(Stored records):

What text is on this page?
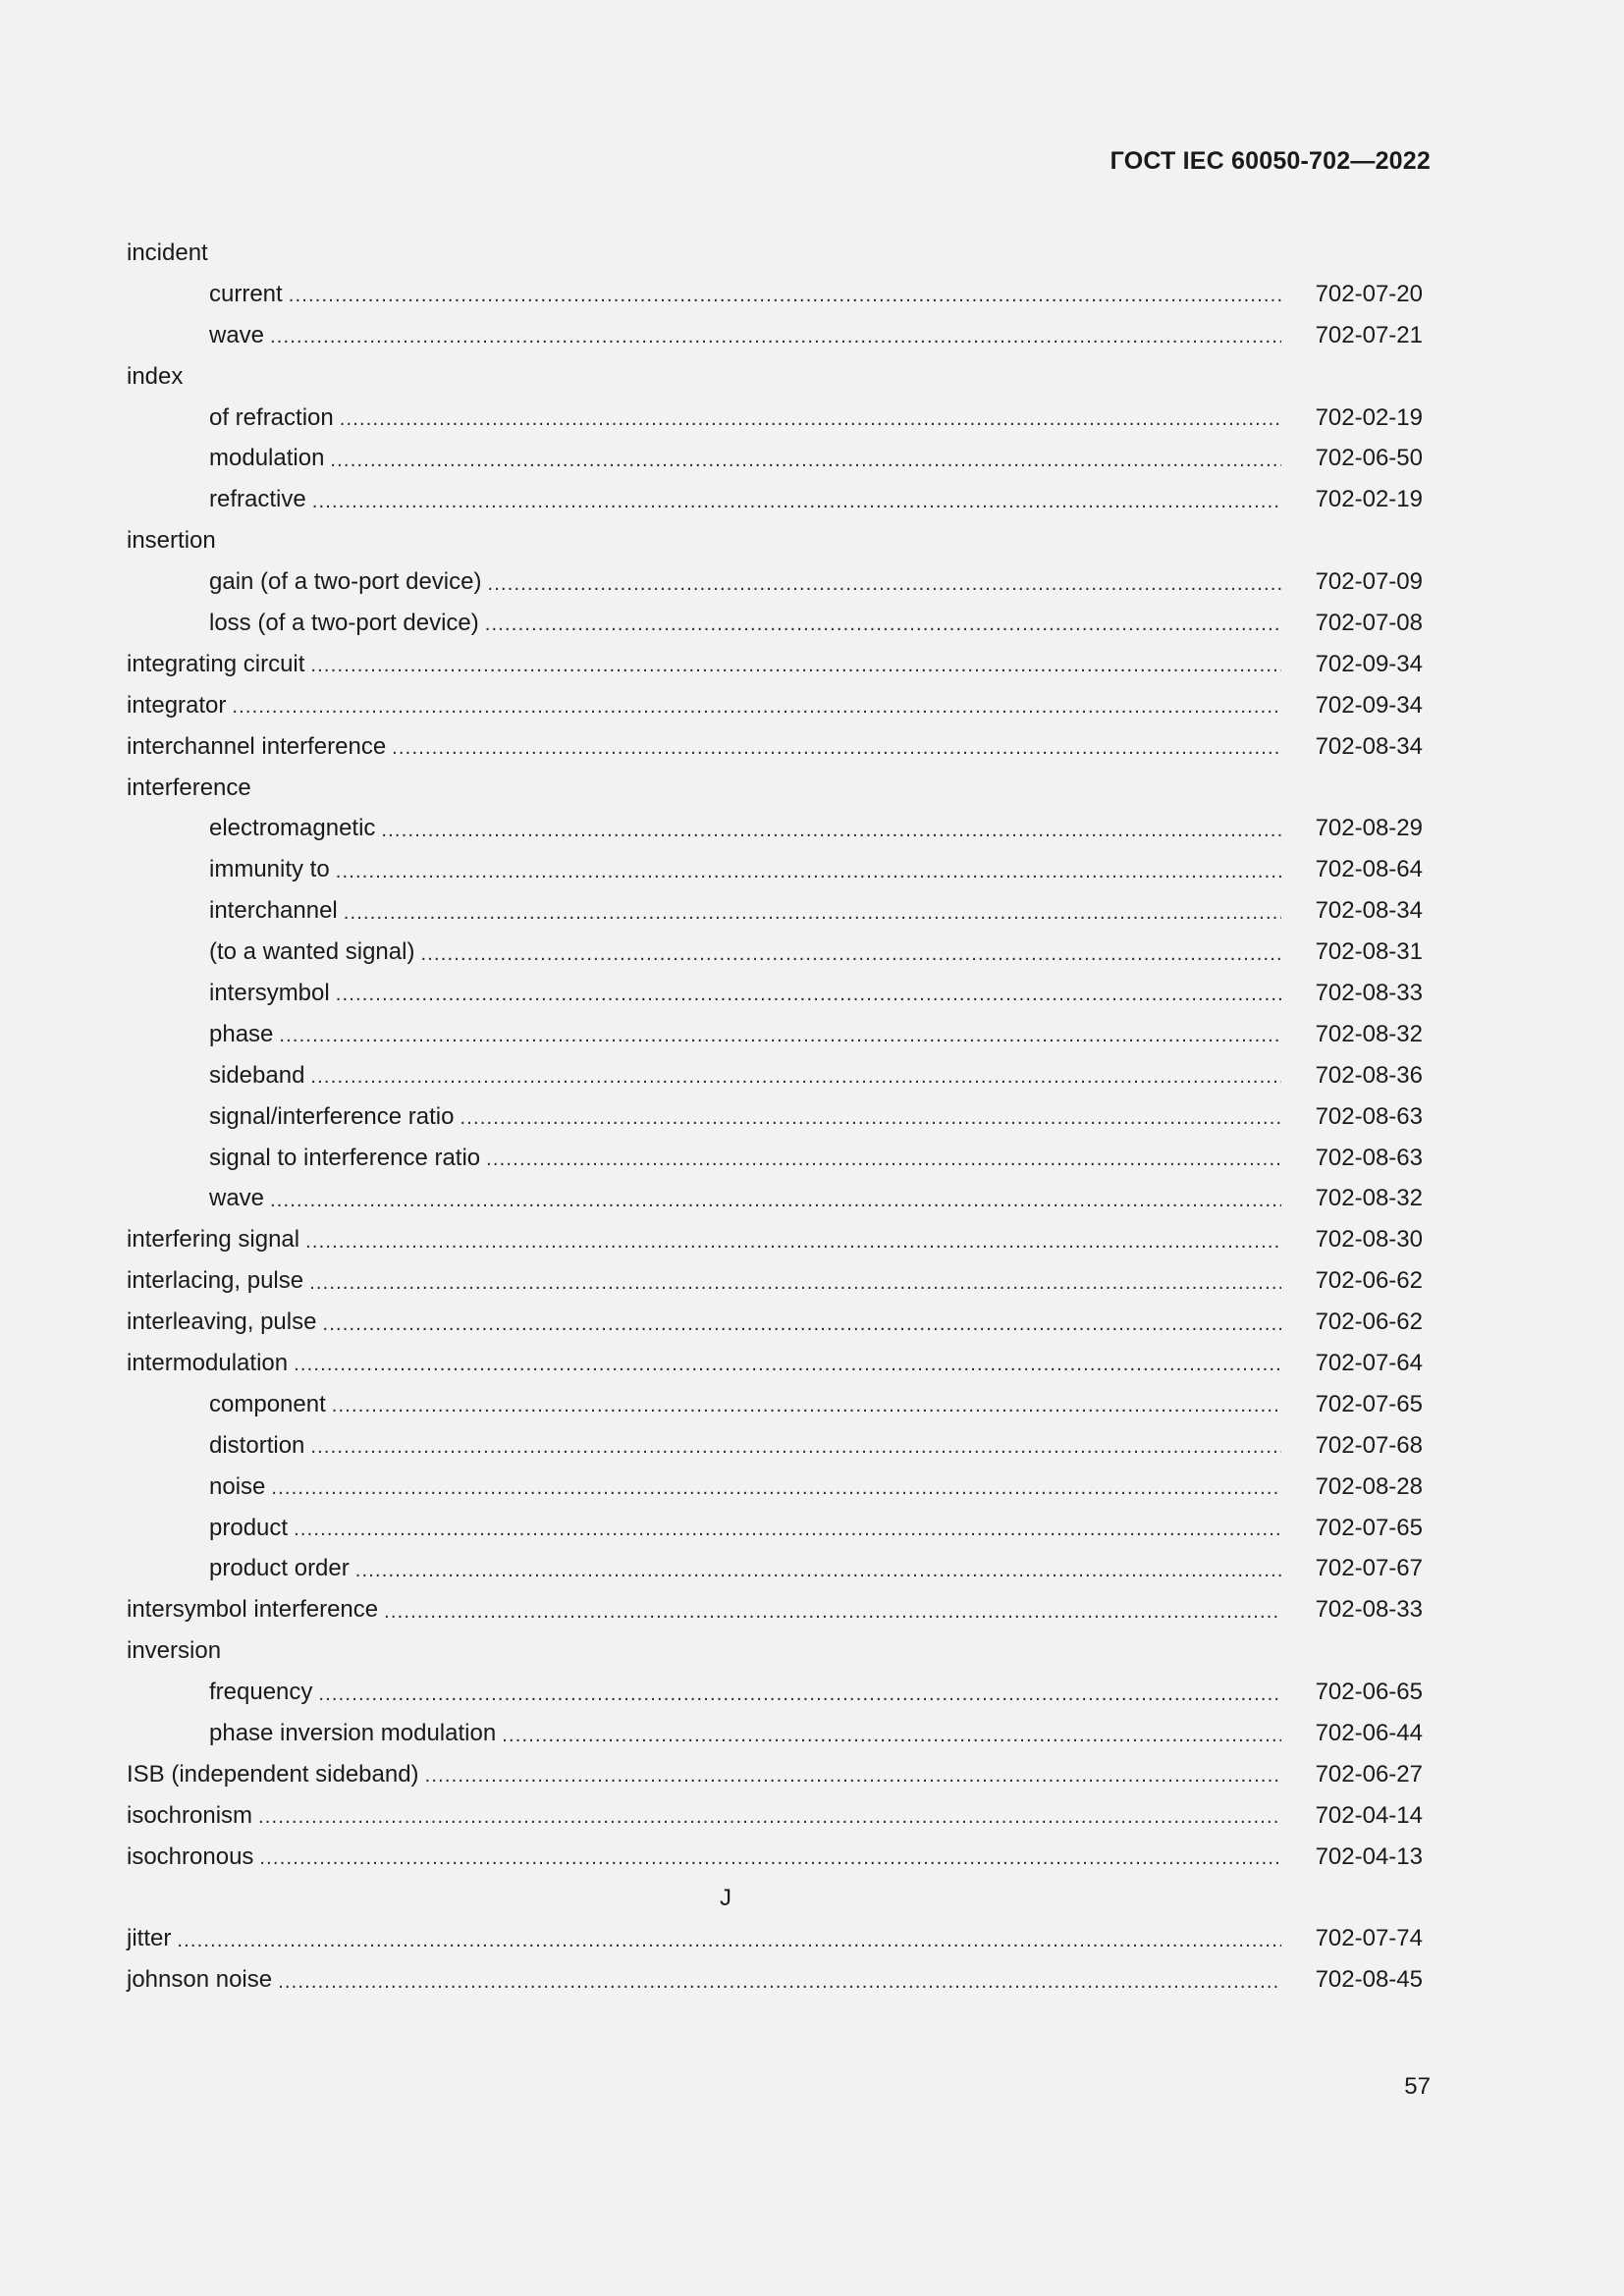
ГОСТ IEC 60050-702—2022
incident
current .....	702-07-20
wave .....	702-07-21
index
of refraction .....	702-02-19
modulation .....	702-06-50
refractive .....	702-02-19
insertion
gain (of a two-port device) .....	702-07-09
loss (of a two-port device) .....	702-07-08
integrating circuit .....	702-09-34
integrator .....	702-09-34
interchannel interference .....	702-08-34
interference
electromagnetic .....	702-08-29
immunity to .....	702-08-64
interchannel .....	702-08-34
(to a wanted signal) .....	702-08-31
intersymbol .....	702-08-33
phase .....	702-08-32
sideband .....	702-08-36
signal/interference ratio .....	702-08-63
signal to interference ratio .....	702-08-63
wave .....	702-08-32
interfering signal .....	702-08-30
interlacing, pulse .....	702-06-62
interleaving, pulse .....	702-06-62
intermodulation .....	702-07-64
component .....	702-07-65
distortion .....	702-07-68
noise .....	702-08-28
product .....	702-07-65
product order .....	702-07-67
intersymbol interference .....	702-08-33
inversion
frequency .....	702-06-65
phase inversion modulation .....	702-06-44
ISB (independent sideband) .....	702-06-27
isochronism .....	702-04-14
isochronous .....	702-04-13
J
jitter .....	702-07-74
johnson noise .....	702-08-45
57
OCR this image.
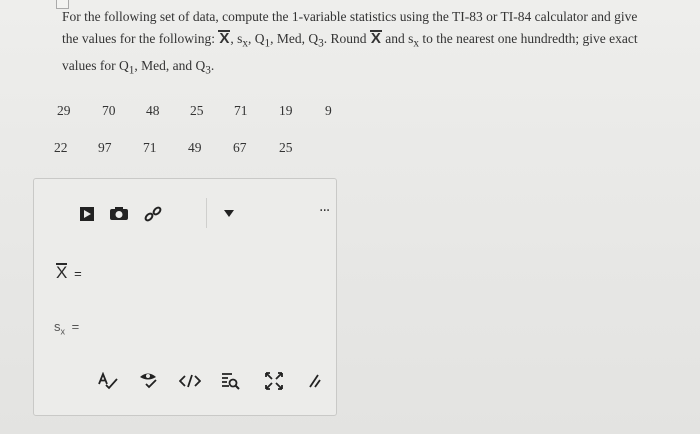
For the following set of data, compute the 1-variable statistics using the TI-83 or TI-84 calculator and give
the values for the following: X, $s_x$, $Q_1$, Med, $Q_3$. Round X and $s_x$ to the nearest one hundredth; give exact
values for $Q_1$, Med, and $Q_3$.
29 70 48 25 71 19 9
22 97 71 49 67 25
...
X =
$s_x$ =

(PROMPT): Copy verbatim the span that opens at the line with "OCR this image." and closes at the final line of the listing. Do not carry over any pictures.

(IN RESPONSE):
OCR this image.
For the following set of data, compute the 1-variable statistics using the TI-83 or TI-84 calculator and give
the values for the following: X, $s_x$, $Q_1$, Med, $Q_3$. Round X and $s_x$ to the nearest one hundredth; give exact
values for $Q_1$, Med, and $Q_3$.
29 70 48 25 71 19 9
22 97 71 49 67 25
...
X =
$s_x$ =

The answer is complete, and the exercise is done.